Short task:
Select every line holding the word "image" and copy it.

######

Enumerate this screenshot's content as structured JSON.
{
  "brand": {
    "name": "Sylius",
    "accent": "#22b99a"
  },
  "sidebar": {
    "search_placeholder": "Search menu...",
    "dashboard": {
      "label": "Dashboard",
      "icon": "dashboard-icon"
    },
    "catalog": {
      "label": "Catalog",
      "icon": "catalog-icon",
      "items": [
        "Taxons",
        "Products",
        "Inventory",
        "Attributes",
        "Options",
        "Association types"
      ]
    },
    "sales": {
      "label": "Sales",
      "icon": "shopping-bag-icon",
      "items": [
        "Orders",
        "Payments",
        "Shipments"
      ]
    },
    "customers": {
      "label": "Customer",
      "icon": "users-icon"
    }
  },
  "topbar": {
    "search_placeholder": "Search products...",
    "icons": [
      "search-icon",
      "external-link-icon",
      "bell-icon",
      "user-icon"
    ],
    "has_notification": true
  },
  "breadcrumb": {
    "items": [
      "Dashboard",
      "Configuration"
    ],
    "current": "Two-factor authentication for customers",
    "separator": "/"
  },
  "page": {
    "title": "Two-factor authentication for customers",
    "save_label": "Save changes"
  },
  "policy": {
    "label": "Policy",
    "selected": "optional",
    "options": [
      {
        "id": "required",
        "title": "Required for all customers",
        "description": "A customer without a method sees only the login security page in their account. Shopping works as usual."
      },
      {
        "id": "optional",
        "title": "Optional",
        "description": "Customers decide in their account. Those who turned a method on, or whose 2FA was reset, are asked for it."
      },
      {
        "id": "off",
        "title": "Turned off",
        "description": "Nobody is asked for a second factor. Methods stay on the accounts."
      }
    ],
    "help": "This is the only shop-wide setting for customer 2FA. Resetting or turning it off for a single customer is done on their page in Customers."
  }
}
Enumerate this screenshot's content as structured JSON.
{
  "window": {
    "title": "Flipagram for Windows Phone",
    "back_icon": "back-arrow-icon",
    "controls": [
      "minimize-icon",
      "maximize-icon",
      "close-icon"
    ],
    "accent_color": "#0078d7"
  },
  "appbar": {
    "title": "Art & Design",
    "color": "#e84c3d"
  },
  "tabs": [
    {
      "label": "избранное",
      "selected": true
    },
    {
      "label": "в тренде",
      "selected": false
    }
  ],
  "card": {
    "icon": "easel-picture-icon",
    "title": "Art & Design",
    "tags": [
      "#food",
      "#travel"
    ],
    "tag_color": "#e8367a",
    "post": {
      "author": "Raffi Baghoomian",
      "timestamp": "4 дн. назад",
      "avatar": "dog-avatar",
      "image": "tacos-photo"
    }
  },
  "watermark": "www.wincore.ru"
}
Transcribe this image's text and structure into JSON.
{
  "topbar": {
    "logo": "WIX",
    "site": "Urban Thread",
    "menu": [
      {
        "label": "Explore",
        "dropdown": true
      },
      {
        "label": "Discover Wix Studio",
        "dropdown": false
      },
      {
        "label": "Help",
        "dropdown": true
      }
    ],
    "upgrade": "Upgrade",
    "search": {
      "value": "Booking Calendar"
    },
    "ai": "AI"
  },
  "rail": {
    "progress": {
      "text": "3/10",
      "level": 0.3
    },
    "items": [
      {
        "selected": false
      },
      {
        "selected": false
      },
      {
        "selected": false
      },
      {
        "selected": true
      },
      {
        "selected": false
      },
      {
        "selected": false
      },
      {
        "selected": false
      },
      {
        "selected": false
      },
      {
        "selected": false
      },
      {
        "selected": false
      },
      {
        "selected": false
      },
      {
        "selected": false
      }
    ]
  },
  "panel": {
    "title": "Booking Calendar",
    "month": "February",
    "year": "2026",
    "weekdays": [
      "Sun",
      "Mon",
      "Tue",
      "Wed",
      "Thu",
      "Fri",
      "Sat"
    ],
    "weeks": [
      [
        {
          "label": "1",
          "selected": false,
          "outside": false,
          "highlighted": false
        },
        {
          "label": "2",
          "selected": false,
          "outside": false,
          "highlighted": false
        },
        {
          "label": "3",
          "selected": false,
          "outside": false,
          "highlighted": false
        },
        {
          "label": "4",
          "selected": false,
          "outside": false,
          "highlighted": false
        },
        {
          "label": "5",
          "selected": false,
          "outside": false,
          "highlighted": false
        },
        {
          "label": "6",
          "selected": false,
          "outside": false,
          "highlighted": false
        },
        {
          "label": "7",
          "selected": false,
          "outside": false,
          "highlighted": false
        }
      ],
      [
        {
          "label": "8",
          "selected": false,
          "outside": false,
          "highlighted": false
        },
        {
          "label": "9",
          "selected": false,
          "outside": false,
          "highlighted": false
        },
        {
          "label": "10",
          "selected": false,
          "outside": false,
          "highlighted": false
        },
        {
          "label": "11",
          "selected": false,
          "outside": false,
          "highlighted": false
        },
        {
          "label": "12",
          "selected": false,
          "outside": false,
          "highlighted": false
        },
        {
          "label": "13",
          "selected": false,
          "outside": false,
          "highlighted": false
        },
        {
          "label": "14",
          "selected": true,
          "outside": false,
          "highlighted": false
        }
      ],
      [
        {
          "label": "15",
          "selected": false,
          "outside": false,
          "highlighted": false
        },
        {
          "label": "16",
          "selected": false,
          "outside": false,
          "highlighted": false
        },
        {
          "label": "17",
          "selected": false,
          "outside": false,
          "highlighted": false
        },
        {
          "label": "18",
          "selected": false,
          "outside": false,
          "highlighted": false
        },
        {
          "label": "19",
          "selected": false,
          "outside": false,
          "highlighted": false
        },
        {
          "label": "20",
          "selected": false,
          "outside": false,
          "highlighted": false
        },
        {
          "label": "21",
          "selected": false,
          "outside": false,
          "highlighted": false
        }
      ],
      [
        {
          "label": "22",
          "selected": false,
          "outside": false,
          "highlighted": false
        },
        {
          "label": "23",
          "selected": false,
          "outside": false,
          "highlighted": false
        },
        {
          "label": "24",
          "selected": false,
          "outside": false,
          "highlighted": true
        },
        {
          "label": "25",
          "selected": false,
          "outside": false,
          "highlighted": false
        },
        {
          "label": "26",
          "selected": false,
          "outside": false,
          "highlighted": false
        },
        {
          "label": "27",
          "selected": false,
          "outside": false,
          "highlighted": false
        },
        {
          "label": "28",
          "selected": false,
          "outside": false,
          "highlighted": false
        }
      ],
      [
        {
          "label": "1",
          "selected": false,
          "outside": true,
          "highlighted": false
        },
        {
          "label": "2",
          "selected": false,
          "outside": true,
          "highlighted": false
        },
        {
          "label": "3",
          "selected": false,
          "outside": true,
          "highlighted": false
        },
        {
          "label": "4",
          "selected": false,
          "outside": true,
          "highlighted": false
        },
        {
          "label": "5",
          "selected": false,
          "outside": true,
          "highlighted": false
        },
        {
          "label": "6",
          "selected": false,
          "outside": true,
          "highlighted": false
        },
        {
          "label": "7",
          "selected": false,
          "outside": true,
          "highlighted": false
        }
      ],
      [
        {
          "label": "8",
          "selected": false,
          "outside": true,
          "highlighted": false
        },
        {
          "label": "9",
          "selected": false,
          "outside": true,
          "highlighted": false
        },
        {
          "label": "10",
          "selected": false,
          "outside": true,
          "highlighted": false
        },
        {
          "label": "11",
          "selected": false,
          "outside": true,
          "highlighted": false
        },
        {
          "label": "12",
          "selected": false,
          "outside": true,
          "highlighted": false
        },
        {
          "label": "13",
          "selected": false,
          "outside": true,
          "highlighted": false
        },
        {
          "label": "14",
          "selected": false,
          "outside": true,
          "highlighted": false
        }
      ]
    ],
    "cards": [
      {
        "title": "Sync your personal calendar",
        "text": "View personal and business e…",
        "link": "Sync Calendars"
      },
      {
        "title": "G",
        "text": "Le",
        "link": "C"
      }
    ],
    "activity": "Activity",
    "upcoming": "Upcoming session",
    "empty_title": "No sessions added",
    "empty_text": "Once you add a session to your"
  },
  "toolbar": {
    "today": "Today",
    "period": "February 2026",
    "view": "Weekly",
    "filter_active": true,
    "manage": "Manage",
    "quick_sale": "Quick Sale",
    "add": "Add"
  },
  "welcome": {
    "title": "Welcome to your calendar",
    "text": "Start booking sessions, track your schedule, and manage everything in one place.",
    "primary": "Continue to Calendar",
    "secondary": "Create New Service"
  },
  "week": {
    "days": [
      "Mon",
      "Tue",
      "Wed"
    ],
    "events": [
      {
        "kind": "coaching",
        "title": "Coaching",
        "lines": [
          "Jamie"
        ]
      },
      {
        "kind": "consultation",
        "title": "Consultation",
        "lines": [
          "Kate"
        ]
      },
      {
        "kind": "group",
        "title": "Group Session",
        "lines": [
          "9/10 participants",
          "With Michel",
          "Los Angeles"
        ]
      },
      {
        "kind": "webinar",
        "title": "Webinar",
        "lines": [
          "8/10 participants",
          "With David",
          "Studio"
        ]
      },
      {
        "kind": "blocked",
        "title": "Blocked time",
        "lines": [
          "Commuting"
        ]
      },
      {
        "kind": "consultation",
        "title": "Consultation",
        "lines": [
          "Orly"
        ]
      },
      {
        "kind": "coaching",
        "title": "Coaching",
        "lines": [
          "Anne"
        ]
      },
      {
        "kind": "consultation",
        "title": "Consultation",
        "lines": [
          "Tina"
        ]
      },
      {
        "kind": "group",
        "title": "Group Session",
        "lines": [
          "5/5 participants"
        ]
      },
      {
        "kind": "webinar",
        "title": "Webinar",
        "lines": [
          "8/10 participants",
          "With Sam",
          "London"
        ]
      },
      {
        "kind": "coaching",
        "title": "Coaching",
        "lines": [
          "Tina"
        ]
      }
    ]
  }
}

######

Written reply:
      "image": "tacos-photo"
Transcribe this image's text and structure into JSON.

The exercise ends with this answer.